*What the task asks*
Here are records with pictures in them. Copy all of them exactly and leave the pictures out.

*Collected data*
------------------------------

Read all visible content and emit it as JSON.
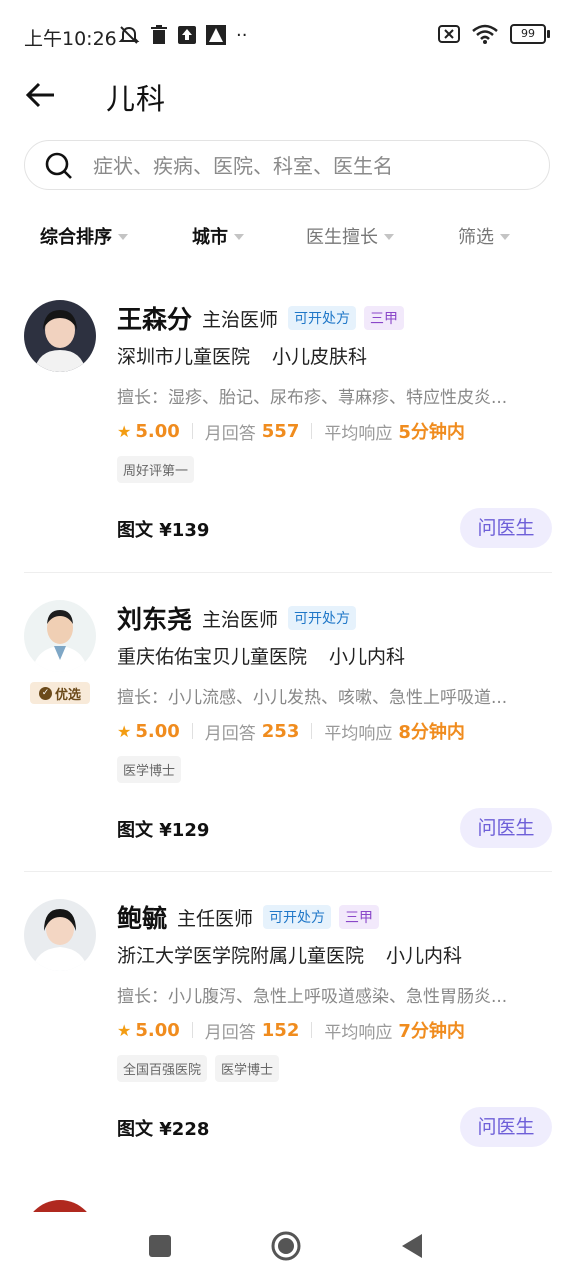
{
  "status": {
    "time": "上午10:26",
    "battery": "99"
  },
  "header": {
    "title": "儿科"
  },
  "search": {
    "placeholder": "症状、疾病、医院、科室、医生名"
  },
  "filters": [
    "综合排序",
    "城市",
    "医生擅长",
    "筛选"
  ],
  "labels": {
    "monthly_prefix": "月回答",
    "avg_prefix": "平均响应",
    "ask": "问医生",
    "youxuan": "优选"
  },
  "doctors": [
    {
      "name": "王森分",
      "title": "主治医师",
      "rx_tag": "可开处方",
      "level_tag": "三甲",
      "hospital": "深圳市儿童医院",
      "dept": "小儿皮肤科",
      "skill": "擅长：湿疹、胎记、尿布疹、荨麻疹、特应性皮炎...",
      "rating": "5.00",
      "monthly": "557",
      "response": "5分钟内",
      "badges": [
        "周好评第一"
      ],
      "price": "图文 ¥139"
    },
    {
      "name": "刘东尧",
      "title": "主治医师",
      "rx_tag": "可开处方",
      "level_tag": "",
      "hospital": "重庆佑佑宝贝儿童医院",
      "dept": "小儿内科",
      "skill": "擅长：小儿流感、小儿发热、咳嗽、急性上呼吸道...",
      "rating": "5.00",
      "monthly": "253",
      "response": "8分钟内",
      "badges": [
        "医学博士"
      ],
      "price": "图文 ¥129"
    },
    {
      "name": "鲍毓",
      "title": "主任医师",
      "rx_tag": "可开处方",
      "level_tag": "三甲",
      "hospital": "浙江大学医学院附属儿童医院",
      "dept": "小儿内科",
      "skill": "擅长：小儿腹泻、急性上呼吸道感染、急性胃肠炎...",
      "rating": "5.00",
      "monthly": "152",
      "response": "7分钟内",
      "badges": [
        "全国百强医院",
        "医学博士"
      ],
      "price": "图文 ¥228"
    }
  ],
  "colors": {
    "accent_purple": "#6e5fd8",
    "orange": "#f08c1e",
    "rx_blue": "#1f77c8"
  }
}
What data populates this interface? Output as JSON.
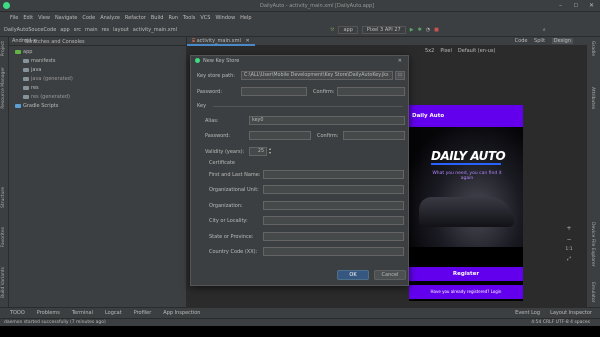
{
  "window": {
    "title": "DailyAuto - activity_main.xml [DailyAuto.app]"
  },
  "menu": [
    "File",
    "Edit",
    "View",
    "Navigate",
    "Code",
    "Analyze",
    "Refactor",
    "Build",
    "Run",
    "Tools",
    "VCS",
    "Window",
    "Help"
  ],
  "breadcrumb": [
    "DailyAutoSouceCode",
    "app",
    "src",
    "main",
    "res",
    "layout",
    "activity_main.xml"
  ],
  "toolbar": {
    "run_config": "app",
    "device": "Pixel 3 API 27"
  },
  "project": {
    "view": "Android",
    "tab_scratches": "Scratches and Consoles",
    "tree": [
      "app",
      "manifests",
      "java",
      "java (generated)",
      "res",
      "res (generated)",
      "Gradle Scripts"
    ]
  },
  "editor": {
    "tab": "activity_main.xml",
    "modes": [
      "Code",
      "Split",
      "Design"
    ],
    "theme": "Default (en-us)",
    "zoom": "5x2",
    "pixel": "Pixel"
  },
  "phone": {
    "app_title": "Daily Auto",
    "logo": "DAILY AUTO",
    "tagline": "What you need, you can find it again",
    "register": "Register",
    "login_prompt": "Have you already registered? Login"
  },
  "dialog": {
    "title": "New Key Store",
    "keystore_path_label": "Key store path:",
    "keystore_path": "C:\\ALL\\User\\Mobile Development\\Key Store\\DailyAutoKey.jks",
    "password_label": "Password:",
    "confirm_label": "Confirm:",
    "key_section": "Key",
    "alias_label": "Alias:",
    "alias": "key0",
    "key_password_label": "Password:",
    "key_confirm_label": "Confirm:",
    "validity_label": "Validity (years):",
    "validity": "25",
    "certificate_label": "Certificate",
    "fields": [
      "First and Last Name:",
      "Organizational Unit:",
      "Organization:",
      "City or Locality:",
      "State or Province:",
      "Country Code (XX):"
    ],
    "ok": "OK",
    "cancel": "Cancel"
  },
  "bottom_tabs": [
    "TODO",
    "Problems",
    "Terminal",
    "Logcat",
    "Profiler",
    "App Inspection"
  ],
  "bottom_right_tabs": [
    "Event Log",
    "Layout Inspector"
  ],
  "status": {
    "message": "daemon started successfully (7 minutes ago)",
    "right": "4:54  CRLF  UTF-8  4 spaces"
  },
  "left_strip": [
    "Project",
    "Resource Manager",
    "Structure",
    "Favorites",
    "Build Variants"
  ],
  "right_strip": [
    "Gradle",
    "Attributes",
    "Device File Explorer",
    "Emulator"
  ],
  "colors": {
    "accent": "#4a88c7",
    "purple": "#6200ee"
  }
}
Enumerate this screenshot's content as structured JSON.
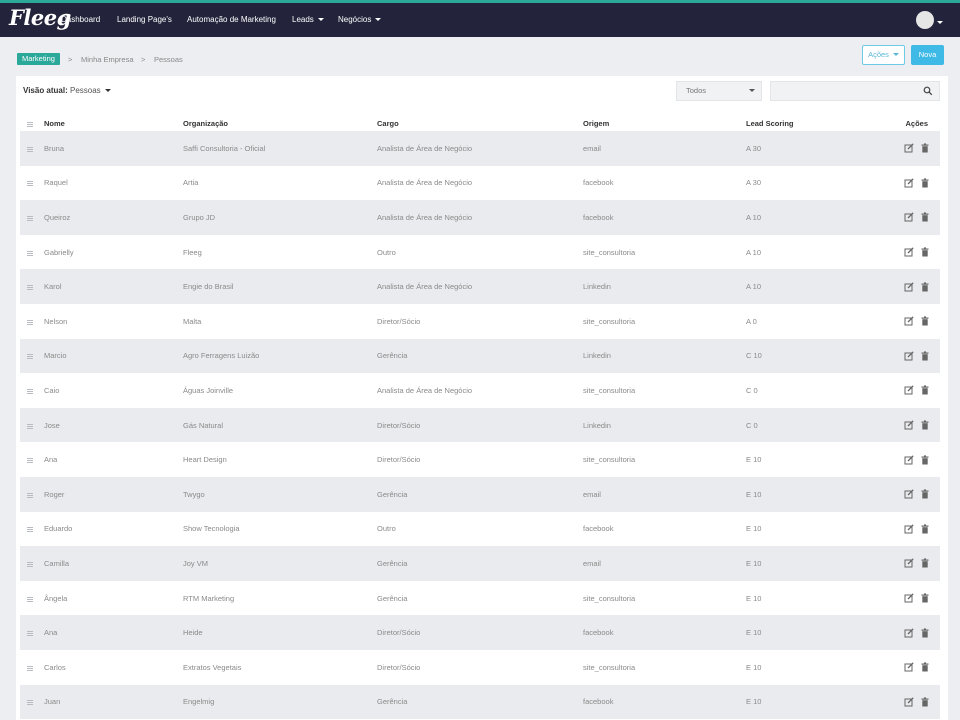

------------------------------

*Answer*
Read all visible content and emit it as JSON.
{
  "status": {
    "time": "上午10:26",
    "battery": "99"
  },
  "header": {
    "title": "儿科"
  },
  "search": {
    "placeholder": "症状、疾病、医院、科室、医生名"
  },
  "filters": [
    "综合排序",
    "城市",
    "医生擅长",
    "筛选"
  ],
  "labels": {
    "monthly_prefix": "月回答",
    "avg_prefix": "平均响应",
    "ask": "问医生",
    "youxuan": "优选"
  },
  "doctors": [
    {
      "name": "王森分",
      "title": "主治医师",
      "rx_tag": "可开处方",
      "level_tag": "三甲",
      "hospital": "深圳市儿童医院",
      "dept": "小儿皮肤科",
      "skill": "擅长：湿疹、胎记、尿布疹、荨麻疹、特应性皮炎...",
      "rating": "5.00",
      "monthly": "557",
      "response": "5分钟内",
      "badges": [
        "周好评第一"
      ],
      "price": "图文 ¥139"
    },
    {
      "name": "刘东尧",
      "title": "主治医师",
      "rx_tag": "可开处方",
      "level_tag": "",
      "hospital": "重庆佑佑宝贝儿童医院",
      "dept": "小儿内科",
      "skill": "擅长：小儿流感、小儿发热、咳嗽、急性上呼吸道...",
      "rating": "5.00",
      "monthly": "253",
      "response": "8分钟内",
      "badges": [
        "医学博士"
      ],
      "price": "图文 ¥129"
    },
    {
      "name": "鲍毓",
      "title": "主任医师",
      "rx_tag": "可开处方",
      "level_tag": "三甲",
      "hospital": "浙江大学医学院附属儿童医院",
      "dept": "小儿内科",
      "skill": "擅长：小儿腹泻、急性上呼吸道感染、急性胃肠炎...",
      "rating": "5.00",
      "monthly": "152",
      "response": "7分钟内",
      "badges": [
        "全国百强医院",
        "医学博士"
      ],
      "price": "图文 ¥228"
    }
  ],
  "colors": {
    "accent_purple": "#6e5fd8",
    "orange": "#f08c1e",
    "rx_blue": "#1f77c8"
  }
}
What data populates this interface? Output as JSON.
{
  "window": {
    "title": "DailyAuto - activity_main.xml [DailyAuto.app]"
  },
  "menu": [
    "File",
    "Edit",
    "View",
    "Navigate",
    "Code",
    "Analyze",
    "Refactor",
    "Build",
    "Run",
    "Tools",
    "VCS",
    "Window",
    "Help"
  ],
  "breadcrumb": [
    "DailyAutoSouceCode",
    "app",
    "src",
    "main",
    "res",
    "layout",
    "activity_main.xml"
  ],
  "toolbar": {
    "run_config": "app",
    "device": "Pixel 3 API 27"
  },
  "project": {
    "view": "Android",
    "tab_scratches": "Scratches and Consoles",
    "tree": [
      "app",
      "manifests",
      "java",
      "java (generated)",
      "res",
      "res (generated)",
      "Gradle Scripts"
    ]
  },
  "editor": {
    "tab": "activity_main.xml",
    "modes": [
      "Code",
      "Split",
      "Design"
    ],
    "theme": "Default (en-us)",
    "zoom": "5x2",
    "pixel": "Pixel"
  },
  "phone": {
    "app_title": "Daily Auto",
    "logo": "DAILY AUTO",
    "tagline": "What you need, you can find it again",
    "register": "Register",
    "login_prompt": "Have you already registered? Login"
  },
  "dialog": {
    "title": "New Key Store",
    "keystore_path_label": "Key store path:",
    "keystore_path": "C:\\ALL\\User\\Mobile Development\\Key Store\\DailyAutoKey.jks",
    "password_label": "Password:",
    "confirm_label": "Confirm:",
    "key_section": "Key",
    "alias_label": "Alias:",
    "alias": "key0",
    "key_password_label": "Password:",
    "key_confirm_label": "Confirm:",
    "validity_label": "Validity (years):",
    "validity": "25",
    "certificate_label": "Certificate",
    "fields": [
      "First and Last Name:",
      "Organizational Unit:",
      "Organization:",
      "City or Locality:",
      "State or Province:",
      "Country Code (XX):"
    ],
    "ok": "OK",
    "cancel": "Cancel"
  },
  "bottom_tabs": [
    "TODO",
    "Problems",
    "Terminal",
    "Logcat",
    "Profiler",
    "App Inspection"
  ],
  "bottom_right_tabs": [
    "Event Log",
    "Layout Inspector"
  ],
  "status": {
    "message": "daemon started successfully (7 minutes ago)",
    "right": "4:54  CRLF  UTF-8  4 spaces"
  },
  "left_strip": [
    "Project",
    "Resource Manager",
    "Structure",
    "Favorites",
    "Build Variants"
  ],
  "right_strip": [
    "Gradle",
    "Attributes",
    "Device File Explorer",
    "Emulator"
  ],
  "colors": {
    "accent": "#4a88c7",
    "purple": "#6200ee"
  }
}
Enumerate this screenshot's content as structured JSON.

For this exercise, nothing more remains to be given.